» TEXTO PARA ANALIZAR:
....
Esto, que a simple vista puede parecer bueno y cuyo postulado, o cuya excusa, es el “hacer las cosas fáciles” realmente no lo es, es un engaño, tiene mucho de demagogia y de irrealidad. ¿Por qué? Vamos a tratar de explicarlo:

Si Allah, subhanahu wa ta’ala, el mas Misericordioso entre los misericordiosos, hubiera querido, habría declarado cada cosa con claridad y se harían todas las cosas siguiendo una sola manera, tanto en la ‘Ibada (actos de adoración) como en la Mu’amalat (transacciones humanas). Pero lo cierto es que Allah, que es todo misericordia, y el Mensajero Muhammad, que fue enviado como una misericordia para todos los mundos, no lo declararon todo con claridad, no cerraron la puerta y marcaron una línea roja única y exclusiva.
....
» DATOS PROPORCIONADOS:
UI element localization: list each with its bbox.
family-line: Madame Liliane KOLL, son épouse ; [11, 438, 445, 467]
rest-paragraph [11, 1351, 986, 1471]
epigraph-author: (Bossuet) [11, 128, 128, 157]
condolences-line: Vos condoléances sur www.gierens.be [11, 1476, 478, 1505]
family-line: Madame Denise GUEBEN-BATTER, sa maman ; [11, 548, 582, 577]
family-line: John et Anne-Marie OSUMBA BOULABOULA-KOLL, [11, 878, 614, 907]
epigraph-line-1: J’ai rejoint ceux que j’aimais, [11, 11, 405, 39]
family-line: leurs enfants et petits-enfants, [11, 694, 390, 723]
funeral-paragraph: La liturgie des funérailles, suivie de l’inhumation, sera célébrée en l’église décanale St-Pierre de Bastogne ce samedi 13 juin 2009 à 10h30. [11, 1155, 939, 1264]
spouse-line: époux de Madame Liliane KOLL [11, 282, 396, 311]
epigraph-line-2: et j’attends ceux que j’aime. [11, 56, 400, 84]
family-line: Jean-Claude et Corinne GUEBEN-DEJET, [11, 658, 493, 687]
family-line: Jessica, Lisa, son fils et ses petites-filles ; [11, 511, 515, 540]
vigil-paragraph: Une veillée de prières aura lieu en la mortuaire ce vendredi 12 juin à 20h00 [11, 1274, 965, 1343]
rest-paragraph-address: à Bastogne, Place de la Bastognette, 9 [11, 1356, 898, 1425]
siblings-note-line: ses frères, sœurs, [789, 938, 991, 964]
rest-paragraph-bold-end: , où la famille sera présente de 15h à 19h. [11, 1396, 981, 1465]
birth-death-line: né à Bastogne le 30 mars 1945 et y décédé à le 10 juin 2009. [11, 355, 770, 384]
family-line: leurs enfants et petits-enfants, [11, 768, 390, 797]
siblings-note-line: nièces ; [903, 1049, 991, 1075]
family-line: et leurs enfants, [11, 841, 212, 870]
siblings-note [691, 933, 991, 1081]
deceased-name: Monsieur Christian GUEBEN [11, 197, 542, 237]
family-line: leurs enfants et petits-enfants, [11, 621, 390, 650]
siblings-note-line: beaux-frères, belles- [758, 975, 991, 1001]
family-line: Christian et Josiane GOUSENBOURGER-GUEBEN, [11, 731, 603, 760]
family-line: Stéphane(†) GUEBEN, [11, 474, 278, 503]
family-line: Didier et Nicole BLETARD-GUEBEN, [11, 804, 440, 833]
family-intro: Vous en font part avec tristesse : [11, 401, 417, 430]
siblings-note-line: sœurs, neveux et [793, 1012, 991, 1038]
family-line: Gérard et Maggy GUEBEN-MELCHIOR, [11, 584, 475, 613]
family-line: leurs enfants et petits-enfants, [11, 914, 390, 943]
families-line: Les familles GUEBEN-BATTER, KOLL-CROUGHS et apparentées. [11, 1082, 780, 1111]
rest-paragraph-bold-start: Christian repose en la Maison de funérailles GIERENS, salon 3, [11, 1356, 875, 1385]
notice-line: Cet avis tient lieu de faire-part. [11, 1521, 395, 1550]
....
» ACTIVIDADES:
1) Responde con datos del texto sobre «hacer las cosas fáciles»:
(a) Además de decir que no es bueno, ¿qué otra cosa dice el texto que es lo que parece bueno a simple vista?
(b) ¿Qué significa «Mu'amalat», según el texto?
(c) ¿Como qué se dice que fue enviado el Mensajero Muhammad?
2) Retoma el texto sobre «hacer las cosas fáciles» después de su última oración y continúalo con el mismo tono y argumento.

» RESPUESTAS POR ACTIVIDAD:
1)
(a) Un engaño que tiene mucho de demagogia y de irrealidad.
(b) Transacciones humanas.
(c) Como una misericordia para todos los mundos.

2)
Por consiguiente el resultado de las explicaciones y aclaraciones de los ‘ulama de los cuatro madhhab lo que hacen es dar facilidad. ¿Por qué? Porque por ejemplo, si yo encuentro algo que es difícil para mí en mi propio madhhab, puedo buscar otra opinión dentro del madhhab que sea más relajada, o que haga más llevadero ese asunto, siempre que se mantenga dentro del madhhab.

Si el caso tiene una dificultad aún mayor y no existe ninguna opinión dentro del madhhab que lo permita, entonces puedes, de forma excepcional y si tienes el conocimiento para ello, ir a otro madhhab para ese asunto concreto y donde puedas realizar esa acción, ya que si no fuera de esa manera en otro madhhab, realmente al final no la harías.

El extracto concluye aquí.